GIVEN RECORDS –
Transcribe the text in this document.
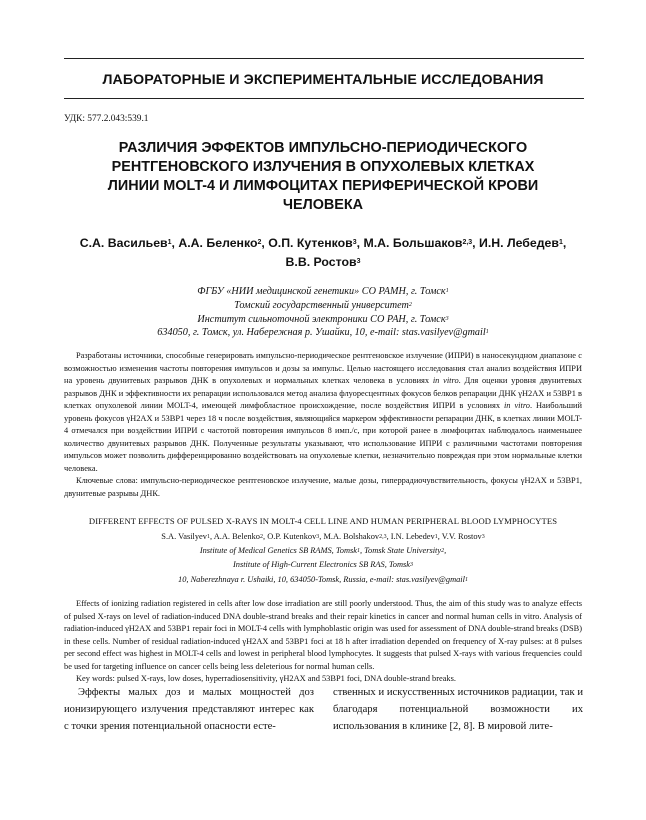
ЛАБОРАТОРНЫЕ И ЭКСПЕРИМЕНТАЛЬНЫЕ ИССЛЕДОВАНИЯ
УДК: 577.2.043:539.1
РАЗЛИЧИЯ ЭФФЕКТОВ ИМПУЛЬСНО-ПЕРИОДИЧЕСКОГО
РЕНТГЕНОВСКОГО ИЗЛУЧЕНИЯ В ОПУХОЛЕВЫХ КЛЕТКАХ
ЛИНИИ MOLT-4 И ЛИМФОЦИТАХ ПЕРИФЕРИЧЕСКОЙ КРОВИ
ЧЕЛОВЕКА
С.А. Васильев$^1$, А.А. Беленко$^2$, О.П. Кутенков$^3$, М.А. Большаков$^{2,3}$, И.Н. Лебедев$^1$,
В.В. Ростов$^3$
ФГБУ «НИИ медицинской генетики» СО РАМН, г. Томск$^1$
Томский государственный университет$^2$
Институт сильноточной электроники СО РАН, г. Томск$^3$
634050, г. Томск, ул. Набережная р. Ушайки, 10, e-mail: stas.vasilyev@gmail$^1$

Разработаны источники, способные генерировать импульсно-периодическое рентгеновское излучение (ИПРИ) в наносекундном диапазоне с возможностью изменения частоты повторения импульсов и дозы за импульс. Целью настоящего исследования стал анализ воздействия ИПРИ на уровень двунитевых разрывов ДНК в опухолевых и нормальных клетках человека в условиях in vitro. Для оценки уровня двунитевых разрывов ДНК и эффективности их репарации использовался метод анализа флуоресцентных фокусов белков репарации ДНК γH2AX и 53BP1 в клетках опухолевой линии MOLT-4, имеющей лимфобластное происхождение, после воздействия ИПРИ в условиях in vitro. Наибольший уровень фокусов γH2AX и 53BP1 через 18 ч после воздействия, являющийся маркером эффективности репарации ДНК, в клетках линии MOLT-4 отмечался при воздействии ИПРИ с частотой повторения импульсов 8 имп./с, при которой ранее в лимфоцитах наблюдалось наименьшее количество двунитевых разрывов ДНК. Полученные результаты указывают, что использование ИПРИ с различными частотами повторения импульсов может позволить дифференцированно воздействовать на опухолевые клетки, незначительно повреждая при этом нормальные клетки человека.

Ключевые слова: импульсно-периодическое рентгеновское излучение, малые дозы, гиперрадиочувствительность, фокусы γH2AX и 53BP1, двунитевые разрывы ДНК.

DIFFERENT EFFECTS OF PULSED X-RAYS IN MOLT-4 CELL LINE AND HUMAN PERIPHERAL BLOOD LYMPHOCYTES
S.A. Vasilyev$^1$, A.A. Belenko$^2$, O.P. Kutenkov$^3$, M.A. Bolshakov$^{2,3}$, I.N. Lebedev$^1$, V.V. Rostov$^3$
Institute of Medical Genetics SB RAMS, Tomsk$^1$, Tomsk State University$^2$,
Institute of High-Current Electronics SB RAS, Tomsk$^3$
10, Naberezhnaya r. Ushaiki, 10, 634050-Tomsk, Russia, e-mail: stas.vasilyev@gmail$^1$

Effects of ionizing radiation registered in cells after low dose irradiation are still poorly understood. Thus, the aim of this study was to analyze effects of pulsed X-rays on level of radiation-induced DNA double-strand breaks and their repair kinetics in cancer and normal human cells in vitro. Analysis of radiation-induced γH2AX and 53BP1 repair foci in MOLT-4 cells with lymphoblastic origin was used for assessment of DNA double-strand breaks (DSB) in these cells. Number of residual radiation-induced γH2AX and 53BP1 foci at 18 h after irradiation depended on frequency of X-ray pulses: at 8 pulses per second effect was highest in MOLT-4 cells and lowest in peripheral blood lymphocytes. It suggests that pulsed X-rays with various frequencies could be used for targeting influence on cancer cells being less deleterious for normal human cells.

Key words: pulsed X-rays, low doses, hyperradiosensitivity, γH2AX and 53BP1 foci, DNA double-strand breaks.

Эффекты малых доз и малых мощностей доз ионизирующего излучения представляют интерес как с точки зрения потенциальной опасности есте-

ственных и искусственных источников радиации, так и благодаря потенциальной возможности их использования в клинике [2, 8]. В мировой лите-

EXERCISE PROMPT –
Lines holding "stas" are the ones to copy; find all of them in the listing.

ANSWER SECTION –
634050, г. Томск, ул. Набережная р. Ушайки, 10, e-mail: stas.vasilyev@gmail$^1$
10, Naberezhnaya r. Ushaiki, 10, 634050-Tomsk, Russia, e-mail: stas.vasilyev@gmail$^1$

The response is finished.